Task objective: Each of the entries should be retyped precisely as it appears.

[Stored entries]
— start —

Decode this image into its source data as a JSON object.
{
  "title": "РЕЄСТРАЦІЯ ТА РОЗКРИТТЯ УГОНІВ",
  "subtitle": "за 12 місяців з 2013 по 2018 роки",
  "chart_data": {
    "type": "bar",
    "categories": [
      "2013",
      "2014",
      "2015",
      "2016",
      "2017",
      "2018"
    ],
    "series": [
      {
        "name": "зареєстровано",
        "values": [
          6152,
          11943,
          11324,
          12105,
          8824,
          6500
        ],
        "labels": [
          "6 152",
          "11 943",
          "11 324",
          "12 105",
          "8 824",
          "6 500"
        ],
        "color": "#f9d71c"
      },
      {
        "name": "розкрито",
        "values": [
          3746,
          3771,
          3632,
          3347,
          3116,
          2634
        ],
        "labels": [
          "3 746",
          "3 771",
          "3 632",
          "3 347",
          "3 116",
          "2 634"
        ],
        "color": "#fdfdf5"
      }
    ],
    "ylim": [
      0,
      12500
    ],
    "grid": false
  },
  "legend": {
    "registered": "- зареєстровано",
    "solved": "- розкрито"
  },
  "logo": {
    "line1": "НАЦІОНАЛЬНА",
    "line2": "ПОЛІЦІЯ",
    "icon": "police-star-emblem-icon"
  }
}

— end —

Result:
Decode this image into its source data as a JSON object.
{
  "title": "РЕЄСТРАЦІЯ ТА РОЗКРИТТЯ УГОНІВ",
  "subtitle": "за 12 місяців з 2013 по 2018 роки",
  "chart_data": {
    "type": "bar",
    "categories": [
      "2013",
      "2014",
      "2015",
      "2016",
      "2017",
      "2018"
    ],
    "series": [
      {
        "name": "зареєстровано",
        "values": [
          6152,
          11943,
          11324,
          12105,
          8824,
          6500
        ],
        "labels": [
          "6 152",
          "11 943",
          "11 324",
          "12 105",
          "8 824",
          "6 500"
        ],
        "color": "#f9d71c"
      },
      {
        "name": "розкрито",
        "values": [
          3746,
          3771,
          3632,
          3347,
          3116,
          2634
        ],
        "labels": [
          "3 746",
          "3 771",
          "3 632",
          "3 347",
          "3 116",
          "2 634"
        ],
        "color": "#fdfdf5"
      }
    ],
    "ylim": [
      0,
      12500
    ],
    "grid": false
  },
  "legend": {
    "registered": "- зареєстровано",
    "solved": "- розкрито"
  },
  "logo": {
    "line1": "НАЦІОНАЛЬНА",
    "line2": "ПОЛІЦІЯ",
    "icon": "police-star-emblem-icon"
  }
}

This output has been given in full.